Можете выписать целиком фрагмент о дисциплине тела, не изменив в нём ни слова и ни знака?

[ФРАГМЕНТ ДОКУМЕНТА]
········
С одной стороны, любое живое существо приспосабливается к порядку окружающей среды и формируется как открытая система. С другой стороны, постоянные опасности приучают его искать замкнутых пространств, где он чувствует себя в безопасности от ищущего взгляда Другого. Это значимо и для человека на любом уровне его развития. Общественная жизнь требует рационализации чувственности и дисциплины телесности. Сначала это осуществляют палкой и телесным принуждением, затем используют механизмы самодисциплины, основанные на чувстве стыда, вины, чести. Взамен палки применяется изощренная техника вины и покаяния. Греши, но кайся и будешь прощен — такова формула власти. Неудивительно, что существуют институты морали, суда, общественного мнения, репрезентирующие высшие ценности. Но ведь они предполагают другие институты — места греха и преступлений. Стало быть, питейные заведения имеют не только экономическое, но и культурное значение.
Современный человек — гражданин, патриот, исполнитель социальных ролей, подвергает свое тело жестокой перегрузке. Он находится в тисках жестких условностей: манеры, жесты, позы, речи, взгляды — все жестко кодировано и регламентировано. При этом чувствительность интенсифицирована столь значительно, что хмурый взгляд начальника ввергает подчиненного в страх и трепет. Лучше бы он меня побил, думает иная дама, испытывающая бесконечные поучения супруга, страдающая от его маниакальной чистоплотности, педантичности, аккуратности. Как можно скорее и дальше бежать от невыносимого бремени семейных и общественных обязанностей, Думает мужчина, страдающий от необходимости надзирать и наказывать. Наше тело, онемевшее от страданий, ищет выхода: оно учится либо унижать другого, либо испытывать наслаждение от собственных Унижений.
········
[ИСХОДНЫЕ ЗАПИСИ]
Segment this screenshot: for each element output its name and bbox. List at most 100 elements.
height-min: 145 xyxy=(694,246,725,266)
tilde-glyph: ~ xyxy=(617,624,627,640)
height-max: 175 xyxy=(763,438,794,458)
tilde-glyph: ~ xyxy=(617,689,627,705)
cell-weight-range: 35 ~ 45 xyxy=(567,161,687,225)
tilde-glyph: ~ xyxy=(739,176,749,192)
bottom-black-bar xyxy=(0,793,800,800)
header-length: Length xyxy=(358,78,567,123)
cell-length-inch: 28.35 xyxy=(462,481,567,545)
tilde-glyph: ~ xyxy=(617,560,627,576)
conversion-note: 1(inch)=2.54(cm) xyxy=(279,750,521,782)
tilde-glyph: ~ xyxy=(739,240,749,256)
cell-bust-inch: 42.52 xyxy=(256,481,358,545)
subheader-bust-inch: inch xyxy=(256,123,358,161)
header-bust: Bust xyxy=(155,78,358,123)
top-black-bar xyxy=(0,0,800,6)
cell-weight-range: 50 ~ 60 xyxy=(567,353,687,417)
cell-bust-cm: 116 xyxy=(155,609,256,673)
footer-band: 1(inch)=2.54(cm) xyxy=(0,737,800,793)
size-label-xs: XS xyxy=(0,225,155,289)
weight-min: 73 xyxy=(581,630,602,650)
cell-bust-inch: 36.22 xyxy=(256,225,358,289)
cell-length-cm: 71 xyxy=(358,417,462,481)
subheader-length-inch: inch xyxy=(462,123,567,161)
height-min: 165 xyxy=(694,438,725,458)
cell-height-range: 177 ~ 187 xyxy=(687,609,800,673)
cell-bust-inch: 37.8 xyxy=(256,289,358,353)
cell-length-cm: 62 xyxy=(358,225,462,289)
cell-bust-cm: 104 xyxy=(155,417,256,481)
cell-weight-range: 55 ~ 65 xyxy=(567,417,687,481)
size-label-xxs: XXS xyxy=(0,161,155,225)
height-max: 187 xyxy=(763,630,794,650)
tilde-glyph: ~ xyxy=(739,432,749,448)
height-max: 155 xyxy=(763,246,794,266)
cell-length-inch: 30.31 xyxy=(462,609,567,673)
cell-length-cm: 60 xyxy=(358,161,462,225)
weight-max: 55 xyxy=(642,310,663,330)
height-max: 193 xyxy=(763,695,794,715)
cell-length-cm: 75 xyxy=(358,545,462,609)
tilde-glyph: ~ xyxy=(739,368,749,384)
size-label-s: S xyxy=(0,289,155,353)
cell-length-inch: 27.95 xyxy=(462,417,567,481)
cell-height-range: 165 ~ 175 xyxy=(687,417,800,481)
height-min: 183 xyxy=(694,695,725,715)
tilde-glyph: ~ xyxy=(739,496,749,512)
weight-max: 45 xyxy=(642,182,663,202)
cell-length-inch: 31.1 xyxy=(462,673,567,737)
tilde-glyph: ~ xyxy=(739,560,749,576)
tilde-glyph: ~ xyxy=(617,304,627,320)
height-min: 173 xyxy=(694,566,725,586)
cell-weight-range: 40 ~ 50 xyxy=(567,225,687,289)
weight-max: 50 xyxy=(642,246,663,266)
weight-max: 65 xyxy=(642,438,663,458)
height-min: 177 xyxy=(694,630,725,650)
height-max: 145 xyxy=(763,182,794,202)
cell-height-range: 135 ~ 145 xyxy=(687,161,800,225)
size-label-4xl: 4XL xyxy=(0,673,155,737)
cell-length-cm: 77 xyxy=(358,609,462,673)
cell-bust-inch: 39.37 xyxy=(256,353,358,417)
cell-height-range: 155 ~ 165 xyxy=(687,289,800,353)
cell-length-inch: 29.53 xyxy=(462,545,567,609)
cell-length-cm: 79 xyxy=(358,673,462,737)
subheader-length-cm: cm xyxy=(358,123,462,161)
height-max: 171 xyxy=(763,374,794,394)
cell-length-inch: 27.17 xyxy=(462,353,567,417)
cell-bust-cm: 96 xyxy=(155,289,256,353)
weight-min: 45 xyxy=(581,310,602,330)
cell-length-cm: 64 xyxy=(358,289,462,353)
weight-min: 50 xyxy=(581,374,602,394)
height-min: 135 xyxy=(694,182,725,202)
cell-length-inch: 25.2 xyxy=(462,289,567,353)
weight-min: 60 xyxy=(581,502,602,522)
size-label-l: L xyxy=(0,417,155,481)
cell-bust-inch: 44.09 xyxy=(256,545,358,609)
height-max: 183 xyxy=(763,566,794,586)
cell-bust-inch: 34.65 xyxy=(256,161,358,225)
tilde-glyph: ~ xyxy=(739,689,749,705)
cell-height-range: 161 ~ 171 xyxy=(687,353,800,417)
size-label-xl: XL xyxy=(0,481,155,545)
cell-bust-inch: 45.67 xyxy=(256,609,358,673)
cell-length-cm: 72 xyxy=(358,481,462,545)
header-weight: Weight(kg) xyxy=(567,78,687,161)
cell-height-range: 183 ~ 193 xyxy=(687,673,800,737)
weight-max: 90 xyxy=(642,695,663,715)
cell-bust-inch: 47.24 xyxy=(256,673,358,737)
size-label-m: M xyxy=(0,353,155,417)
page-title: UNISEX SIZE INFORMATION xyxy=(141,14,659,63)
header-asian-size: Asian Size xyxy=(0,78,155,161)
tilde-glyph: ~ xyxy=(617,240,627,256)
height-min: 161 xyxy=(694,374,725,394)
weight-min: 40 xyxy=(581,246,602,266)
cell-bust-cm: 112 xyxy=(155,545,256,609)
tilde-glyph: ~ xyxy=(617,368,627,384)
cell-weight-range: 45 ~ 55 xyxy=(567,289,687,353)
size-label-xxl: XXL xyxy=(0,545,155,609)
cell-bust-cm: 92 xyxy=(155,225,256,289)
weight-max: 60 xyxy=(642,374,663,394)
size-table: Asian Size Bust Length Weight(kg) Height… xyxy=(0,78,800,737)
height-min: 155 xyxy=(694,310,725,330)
········
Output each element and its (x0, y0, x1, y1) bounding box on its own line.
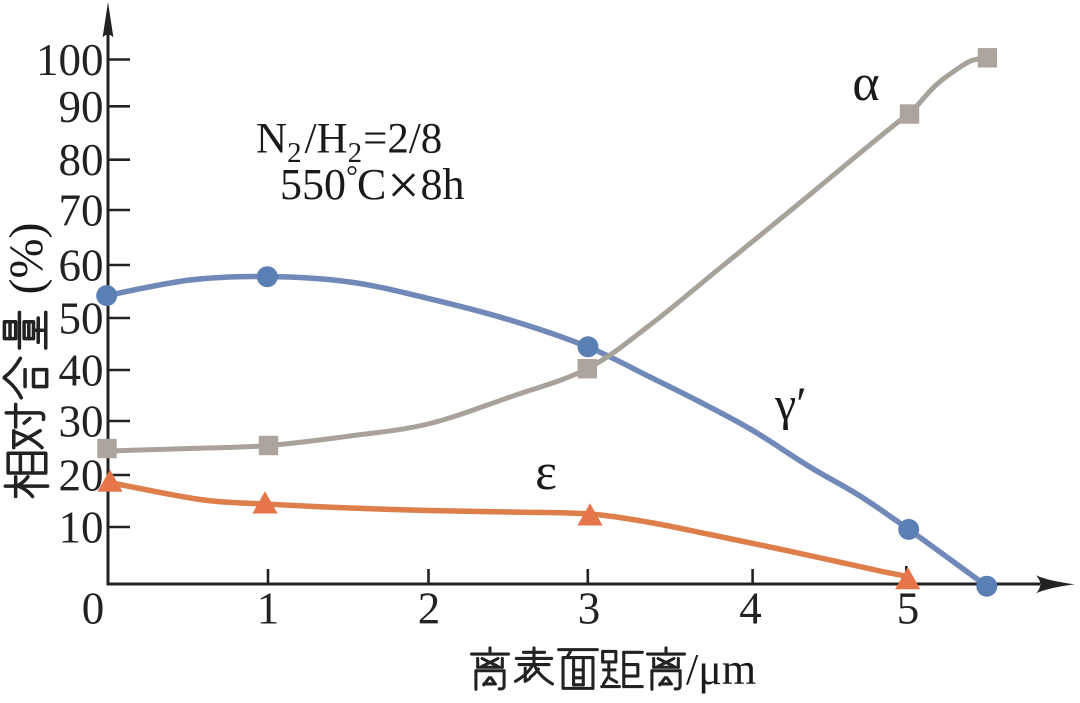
········
[РЕЗУЛЬТАТ]
С одной стороны, любое живое существо приспосабливается к порядку окружающей среды и формируется как открытая система. С другой стороны, постоянные опасности приучают его искать замкнутых пространств, где он чувствует себя в безопасности от ищущего взгляда Другого. Это значимо и для человека на любом уровне его развития. Общественная жизнь требует рационализации чувственности и дисциплины телесности. Сначала это осуществляют палкой и телесным принуждением, затем используют механизмы самодисциплины, основанные на чувстве стыда, вины, чести. Взамен палки применяется изощренная техника вины и покаяния. Греши, но кайся и будешь прощен — такова формула власти. Неудивительно, что существуют институты морали, суда, общественного мнения, репрезентирующие высшие ценности. Но ведь они предполагают другие институты — места греха и преступлений. Стало быть, питейные заведения имеют не только экономическое, но и культурное значение.
Современный человек — гражданин, патриот, исполнитель социальных ролей, подвергает свое тело жестокой перегрузке. Он находится в тисках жестких условностей: манеры, жесты, позы, речи, взгляды — все жестко кодировано и регламентировано. При этом чувствительность интенсифицирована столь значительно, что хмурый взгляд начальника ввергает подчиненного в страх и трепет. Лучше бы он меня побил, думает иная дама, испытывающая бесконечные поучения супруга, страдающая от его маниакальной чистоплотности, педантичности, аккуратности. Как можно скорее и дальше бежать от невыносимого бремени семейных и общественных обязанностей, Думает мужчина, страдающий от необходимости надзирать и наказывать. Наше тело, онемевшее от страданий, ищет выхода: оно учится либо унижать другого, либо испытывать наслаждение от собственных Унижений.